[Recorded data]
==*==

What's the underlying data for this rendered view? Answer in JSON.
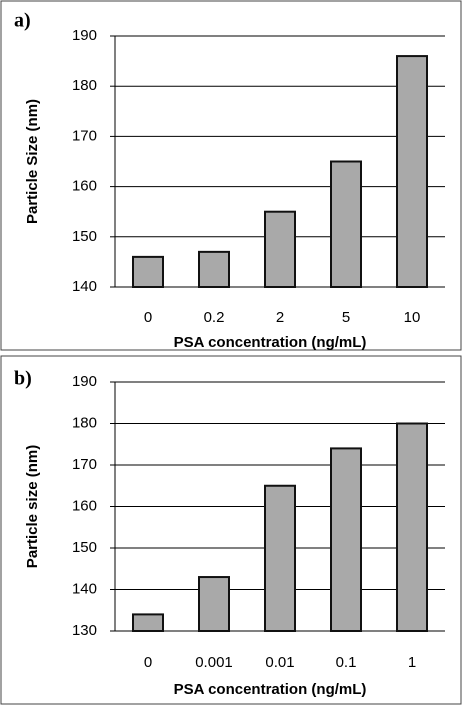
{
  "chart_data": [
    {
      "type": "bar",
      "label": "a)",
      "y_label": "Particle Size (nm)",
      "x_label": "PSA concentration (ng/mL)",
      "categories": [
        "0",
        "0.2",
        "2",
        "5",
        "10"
      ],
      "values": [
        146,
        147,
        155,
        165,
        186
      ],
      "ylim": [
        140,
        190
      ],
      "yticks": [
        140,
        150,
        160,
        170,
        180,
        190
      ],
      "grid": true,
      "color": "#a9a9a9"
    },
    {
      "type": "bar",
      "label": "b)",
      "y_label": "Particle size (nm)",
      "x_label": "PSA concentration (ng/mL)",
      "categories": [
        "0",
        "0.001",
        "0.01",
        "0.1",
        "1"
      ],
      "values": [
        134,
        143,
        165,
        174,
        180
      ],
      "ylim": [
        130,
        190
      ],
      "yticks": [
        130,
        140,
        150,
        160,
        170,
        180,
        190
      ],
      "grid": true,
      "color": "#a9a9a9"
    }
  ]
}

==*==

*Your instructions*
From the listing above, print every entry precisely and drop the pictures.

*Response below*
What's the underlying data for this rendered view? Answer in JSON.
{
  "chart_data": [
    {
      "type": "bar",
      "label": "a)",
      "y_label": "Particle Size (nm)",
      "x_label": "PSA concentration (ng/mL)",
      "categories": [
        "0",
        "0.2",
        "2",
        "5",
        "10"
      ],
      "values": [
        146,
        147,
        155,
        165,
        186
      ],
      "ylim": [
        140,
        190
      ],
      "yticks": [
        140,
        150,
        160,
        170,
        180,
        190
      ],
      "grid": true,
      "color": "#a9a9a9"
    },
    {
      "type": "bar",
      "label": "b)",
      "y_label": "Particle size (nm)",
      "x_label": "PSA concentration (ng/mL)",
      "categories": [
        "0",
        "0.001",
        "0.01",
        "0.1",
        "1"
      ],
      "values": [
        134,
        143,
        165,
        174,
        180
      ],
      "ylim": [
        130,
        190
      ],
      "yticks": [
        130,
        140,
        150,
        160,
        170,
        180,
        190
      ],
      "grid": true,
      "color": "#a9a9a9"
    }
  ]
}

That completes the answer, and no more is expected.